<<<<

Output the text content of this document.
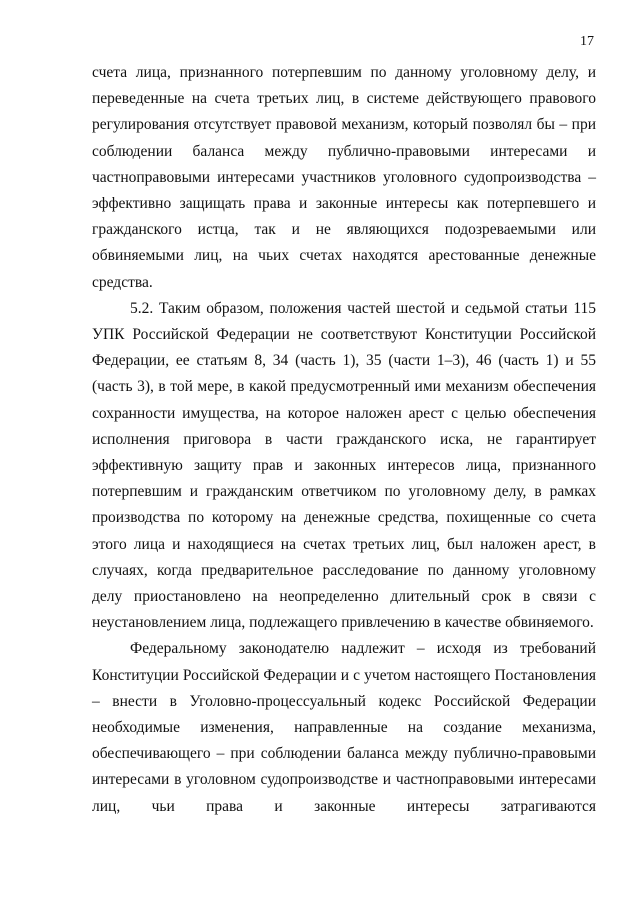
17

счета лица, признанного потерпевшим по данному уголовному делу, и переведенные на счета третьих лиц, в системе действующего правового регулирования отсутствует правовой механизм, который позволял бы – при соблюдении баланса между публично-правовыми интересами и частноправовыми интересами участников уголовного судопроизводства – эффективно защищать права и законные интересы как потерпевшего и гражданского истца, так и не являющихся подозреваемыми или обвиняемыми лиц, на чьих счетах находятся арестованные денежные средства.

5.2. Таким образом, положения частей шестой и седьмой статьи 115 УПК Российской Федерации не соответствуют Конституции Российской Федерации, ее статьям 8, 34 (часть 1), 35 (части 1–3), 46 (часть 1) и 55 (часть 3), в той мере, в какой предусмотренный ими механизм обеспечения сохранности имущества, на которое наложен арест с целью обеспечения исполнения приговора в части гражданского иска, не гарантирует эффективную защиту прав и законных интересов лица, признанного потерпевшим и гражданским ответчиком по уголовному делу, в рамках производства по которому на денежные средства, похищенные со счета этого лица и находящиеся на счетах третьих лиц, был наложен арест, в случаях, когда предварительное расследование по данному уголовному делу приостановлено на неопределенно длительный срок в связи с неустановлением лица, подлежащего привлечению в качестве обвиняемого.

Федеральному законодателю надлежит – исходя из требований Конституции Российской Федерации и с учетом настоящего Постановления – внести в Уголовно-процессуальный кодекс Российской Федерации необходимые изменения, направленные на создание механизма, обеспечивающего – при соблюдении баланса между публично-правовыми интересами в уголовном судопроизводстве и частноправовыми интересами лиц, чьи права и законные интересы затрагиваются
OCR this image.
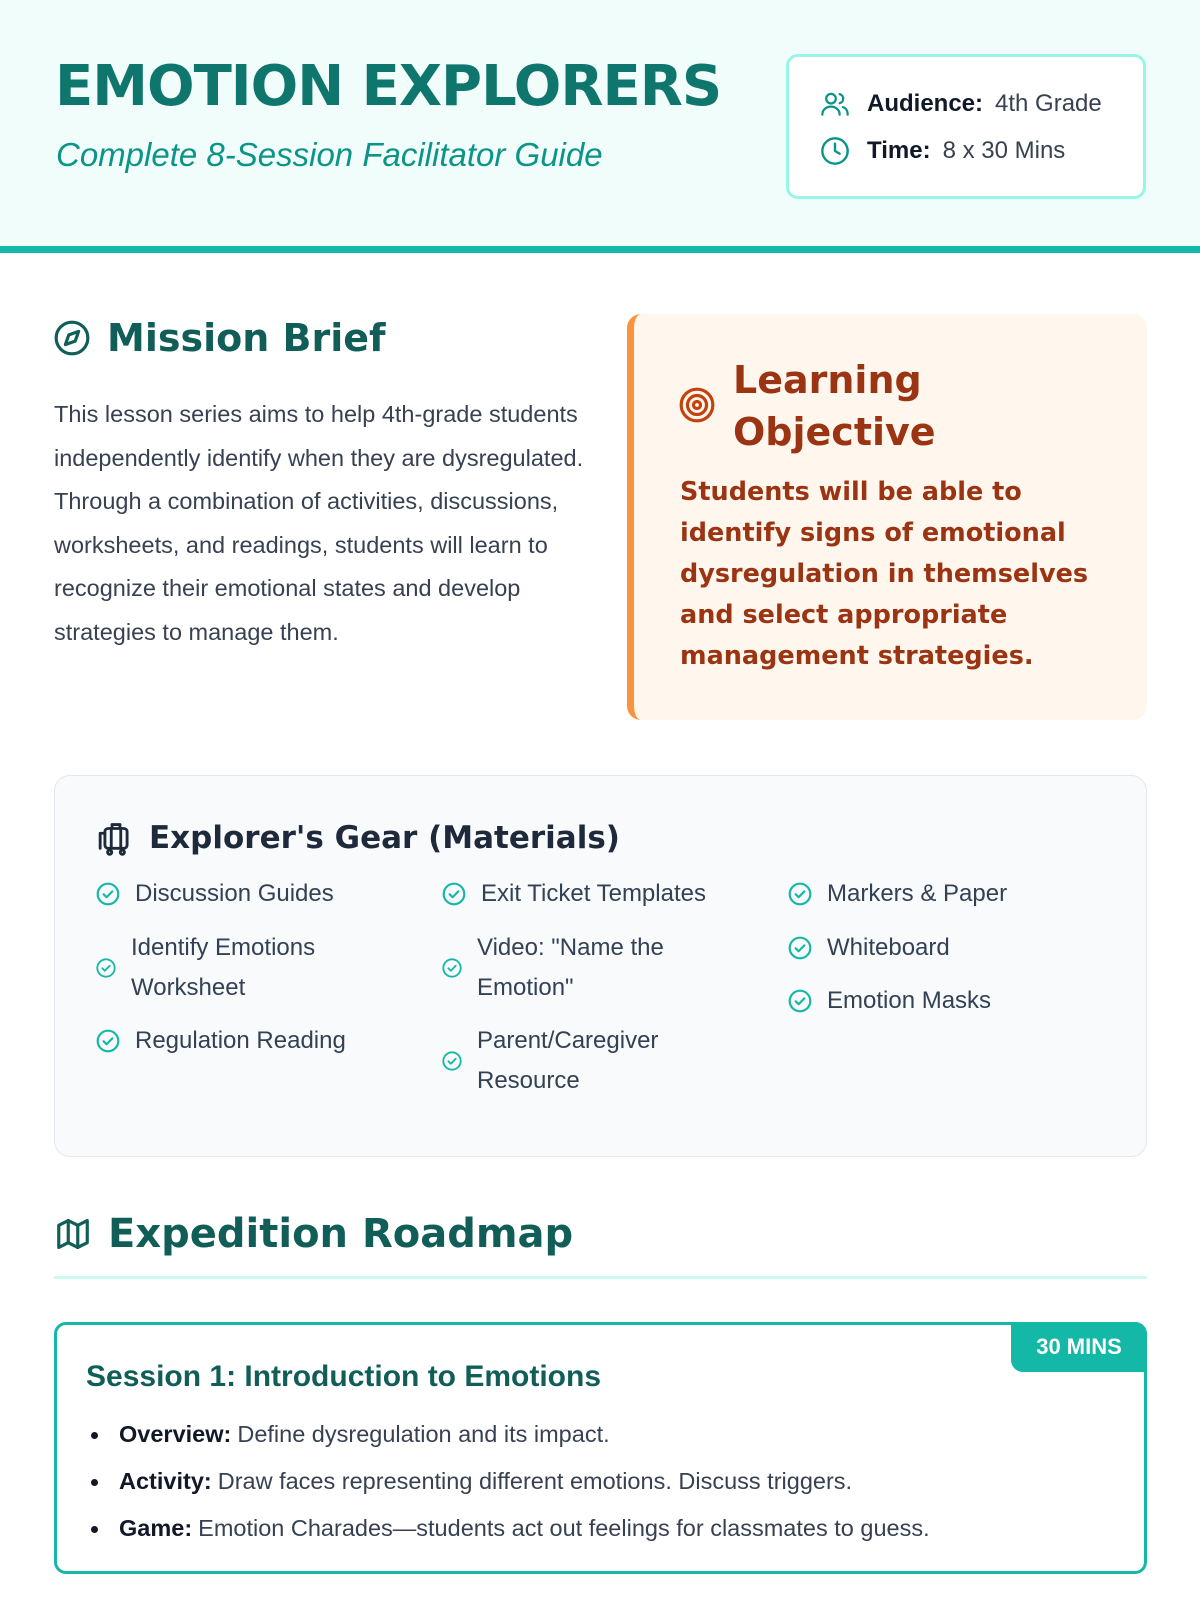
EMOTION EXPLORERS
Complete 8-Session Facilitator Guide
Audience: 4th Grade
Time: 8 x 30 Mins
Mission Brief

This lesson series aims to help 4th-grade students independently identify when they are dysregulated. Through a combination of activities, discussions, worksheets, and readings, students will learn to recognize their emotional states and develop strategies to manage them.

Learning Objective

Students will be able to identify signs of emotional dysregulation in themselves and select appropriate management strategies.

Explorer's Gear (Materials)
Discussion Guides
Identify Emotions Worksheet
Regulation Reading
Exit Ticket Templates
Video: "Name the Emotion"
Parent/Caregiver Resource
Markers & Paper
Whiteboard
Emotion Masks
Expedition Roadmap
30 MINS
Session 1: Introduction to Emotions
Overview: Define dysregulation and its impact.
Activity: Draw faces representing different emotions. Discuss triggers.
Game: Emotion Charades—students act out feelings for classmates to guess.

>>>>

Directive:
Word for word, quote the full listing, omitting every picture.

Solution for this task:
Output the text content of this document.
17

счета лица, признанного потерпевшим по данному уголовному делу, и переведенные на счета третьих лиц, в системе действующего правового регулирования отсутствует правовой механизм, который позволял бы – при соблюдении баланса между публично-правовыми интересами и частноправовыми интересами участников уголовного судопроизводства – эффективно защищать права и законные интересы как потерпевшего и гражданского истца, так и не являющихся подозреваемыми или обвиняемыми лиц, на чьих счетах находятся арестованные денежные средства.

5.2. Таким образом, положения частей шестой и седьмой статьи 115 УПК Российской Федерации не соответствуют Конституции Российской Федерации, ее статьям 8, 34 (часть 1), 35 (части 1–3), 46 (часть 1) и 55 (часть 3), в той мере, в какой предусмотренный ими механизм обеспечения сохранности имущества, на которое наложен арест с целью обеспечения исполнения приговора в части гражданского иска, не гарантирует эффективную защиту прав и законных интересов лица, признанного потерпевшим и гражданским ответчиком по уголовному делу, в рамках производства по которому на денежные средства, похищенные со счета этого лица и находящиеся на счетах третьих лиц, был наложен арест, в случаях, когда предварительное расследование по данному уголовному делу приостановлено на неопределенно длительный срок в связи с неустановлением лица, подлежащего привлечению в качестве обвиняемого.

Федеральному законодателю надлежит – исходя из требований Конституции Российской Федерации и с учетом настоящего Постановления – внести в Уголовно-процессуальный кодекс Российской Федерации необходимые изменения, направленные на создание механизма, обеспечивающего – при соблюдении баланса между публично-правовыми интересами в уголовном судопроизводстве и частноправовыми интересами лиц, чьи права и законные интересы затрагиваются
OCR this image.
EMOTION EXPLORERS
Complete 8-Session Facilitator Guide
Audience: 4th Grade
Time: 8 x 30 Mins
Mission Brief

This lesson series aims to help 4th-grade students independently identify when they are dysregulated. Through a combination of activities, discussions, worksheets, and readings, students will learn to recognize their emotional states and develop strategies to manage them.

Learning Objective

Students will be able to identify signs of emotional dysregulation in themselves and select appropriate management strategies.

Explorer's Gear (Materials)
Discussion Guides
Identify Emotions Worksheet
Regulation Reading
Exit Ticket Templates
Video: "Name the Emotion"
Parent/Caregiver Resource
Markers & Paper
Whiteboard
Emotion Masks
Expedition Roadmap
30 MINS
Session 1: Introduction to Emotions
Overview: Define dysregulation and its impact.
Activity: Draw faces representing different emotions. Discuss triggers.
Game: Emotion Charades—students act out feelings for classmates to guess.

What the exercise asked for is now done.